▸ **Work to do**: Repeat the material verbatim. Images are excluded from the copy.
──────── Raw data ────────
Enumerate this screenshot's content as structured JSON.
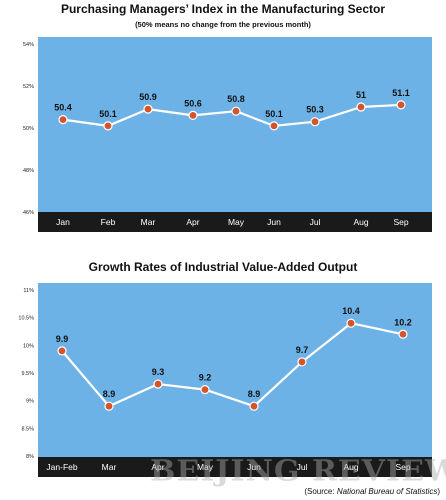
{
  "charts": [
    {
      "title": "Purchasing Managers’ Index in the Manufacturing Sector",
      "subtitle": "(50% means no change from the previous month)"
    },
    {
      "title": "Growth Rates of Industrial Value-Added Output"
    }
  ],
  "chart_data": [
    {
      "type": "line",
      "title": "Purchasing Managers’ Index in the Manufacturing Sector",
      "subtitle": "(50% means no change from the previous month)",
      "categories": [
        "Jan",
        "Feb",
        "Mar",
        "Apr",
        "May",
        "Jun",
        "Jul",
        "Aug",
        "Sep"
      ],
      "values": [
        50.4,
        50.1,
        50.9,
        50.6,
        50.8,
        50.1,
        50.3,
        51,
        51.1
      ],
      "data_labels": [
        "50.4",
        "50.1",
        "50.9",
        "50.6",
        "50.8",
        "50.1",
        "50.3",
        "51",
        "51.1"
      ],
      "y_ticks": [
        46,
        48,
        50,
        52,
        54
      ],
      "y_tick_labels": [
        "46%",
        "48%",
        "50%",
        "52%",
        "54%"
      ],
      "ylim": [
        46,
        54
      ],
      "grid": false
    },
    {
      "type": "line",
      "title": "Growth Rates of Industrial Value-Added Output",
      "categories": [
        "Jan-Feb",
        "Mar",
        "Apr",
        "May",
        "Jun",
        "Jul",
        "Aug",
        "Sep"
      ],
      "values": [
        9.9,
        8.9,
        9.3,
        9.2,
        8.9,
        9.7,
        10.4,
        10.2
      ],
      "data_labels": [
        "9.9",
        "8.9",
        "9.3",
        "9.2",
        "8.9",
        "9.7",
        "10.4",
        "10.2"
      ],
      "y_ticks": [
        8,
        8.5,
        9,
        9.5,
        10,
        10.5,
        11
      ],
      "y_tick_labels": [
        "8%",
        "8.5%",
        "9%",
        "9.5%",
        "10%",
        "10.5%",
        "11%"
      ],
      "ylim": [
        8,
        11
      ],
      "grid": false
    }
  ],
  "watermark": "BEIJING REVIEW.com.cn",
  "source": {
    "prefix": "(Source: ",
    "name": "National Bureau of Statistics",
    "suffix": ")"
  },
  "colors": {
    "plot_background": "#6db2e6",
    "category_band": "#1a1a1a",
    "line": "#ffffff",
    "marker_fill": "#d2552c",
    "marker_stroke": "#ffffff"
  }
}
────────
▸ **Result for this exercise**:
Enumerate this screenshot's content as structured JSON.
{
  "charts": [
    {
      "title": "Purchasing Managers’ Index in the Manufacturing Sector",
      "subtitle": "(50% means no change from the previous month)"
    },
    {
      "title": "Growth Rates of Industrial Value-Added Output"
    }
  ],
  "chart_data": [
    {
      "type": "line",
      "title": "Purchasing Managers’ Index in the Manufacturing Sector",
      "subtitle": "(50% means no change from the previous month)",
      "categories": [
        "Jan",
        "Feb",
        "Mar",
        "Apr",
        "May",
        "Jun",
        "Jul",
        "Aug",
        "Sep"
      ],
      "values": [
        50.4,
        50.1,
        50.9,
        50.6,
        50.8,
        50.1,
        50.3,
        51,
        51.1
      ],
      "data_labels": [
        "50.4",
        "50.1",
        "50.9",
        "50.6",
        "50.8",
        "50.1",
        "50.3",
        "51",
        "51.1"
      ],
      "y_ticks": [
        46,
        48,
        50,
        52,
        54
      ],
      "y_tick_labels": [
        "46%",
        "48%",
        "50%",
        "52%",
        "54%"
      ],
      "ylim": [
        46,
        54
      ],
      "grid": false
    },
    {
      "type": "line",
      "title": "Growth Rates of Industrial Value-Added Output",
      "categories": [
        "Jan-Feb",
        "Mar",
        "Apr",
        "May",
        "Jun",
        "Jul",
        "Aug",
        "Sep"
      ],
      "values": [
        9.9,
        8.9,
        9.3,
        9.2,
        8.9,
        9.7,
        10.4,
        10.2
      ],
      "data_labels": [
        "9.9",
        "8.9",
        "9.3",
        "9.2",
        "8.9",
        "9.7",
        "10.4",
        "10.2"
      ],
      "y_ticks": [
        8,
        8.5,
        9,
        9.5,
        10,
        10.5,
        11
      ],
      "y_tick_labels": [
        "8%",
        "8.5%",
        "9%",
        "9.5%",
        "10%",
        "10.5%",
        "11%"
      ],
      "ylim": [
        8,
        11
      ],
      "grid": false
    }
  ],
  "watermark": "BEIJING REVIEW.com.cn",
  "source": {
    "prefix": "(Source: ",
    "name": "National Bureau of Statistics",
    "suffix": ")"
  },
  "colors": {
    "plot_background": "#6db2e6",
    "category_band": "#1a1a1a",
    "line": "#ffffff",
    "marker_fill": "#d2552c",
    "marker_stroke": "#ffffff"
  }
}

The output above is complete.